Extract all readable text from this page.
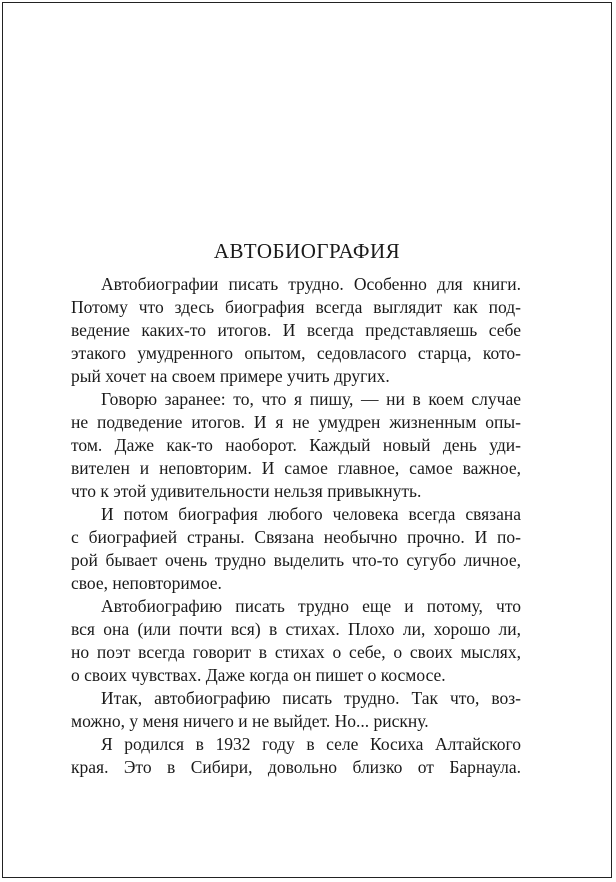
АВТОБИОГРАФИЯ
Автобиографии писать трудно. Особенно для книги.
Потому что здесь биография всегда выглядит как под-
ведение каких-то итогов. И всегда представляешь себе
этакого умудренного опытом, седовласого старца, кото-
рый хочет на своем примере учить других.
Говорю заранее: то, что я пишу, — ни в коем случае
не подведение итогов. И я не умудрен жизненным опы-
том. Даже как-то наоборот. Каждый новый день уди-
вителен и неповторим. И самое главное, самое важное,
что к этой удивительности нельзя привыкнуть.
И потом биография любого человека всегда связана
с биографией страны. Связана необычно прочно. И по-
рой бывает очень трудно выделить что-то сугубо личное,
свое, неповторимое.
Автобиографию писать трудно еще и потому, что
вся она (или почти вся) в стихах. Плохо ли, хорошо ли,
но поэт всегда говорит в стихах о себе, о своих мыслях,
о своих чувствах. Даже когда он пишет о космосе.
Итак, автобиографию писать трудно. Так что, воз-
можно, у меня ничего и не выйдет. Но... рискну.
Я родился в 1932 году в селе Косиха Алтайского
края. Это в Сибири, довольно близко от Барнаула.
------
• **Exercise requirements**: Quote the material word for word, dropping any images it holds.

• **Correct output**:
Extract all readable text from this page.
АВТОБИОГРАФИЯ
Автобиографии писать трудно. Особенно для книги.
Потому что здесь биография всегда выглядит как под-
ведение каких-то итогов. И всегда представляешь себе
этакого умудренного опытом, седовласого старца, кото-
рый хочет на своем примере учить других.
Говорю заранее: то, что я пишу, — ни в коем случае
не подведение итогов. И я не умудрен жизненным опы-
том. Даже как-то наоборот. Каждый новый день уди-
вителен и неповторим. И самое главное, самое важное,
что к этой удивительности нельзя привыкнуть.
И потом биография любого человека всегда связана
с биографией страны. Связана необычно прочно. И по-
рой бывает очень трудно выделить что-то сугубо личное,
свое, неповторимое.
Автобиографию писать трудно еще и потому, что
вся она (или почти вся) в стихах. Плохо ли, хорошо ли,
но поэт всегда говорит в стихах о себе, о своих мыслях,
о своих чувствах. Даже когда он пишет о космосе.
Итак, автобиографию писать трудно. Так что, воз-
можно, у меня ничего и не выйдет. Но... рискну.
Я родился в 1932 году в селе Косиха Алтайского
края. Это в Сибири, довольно близко от Барнаула.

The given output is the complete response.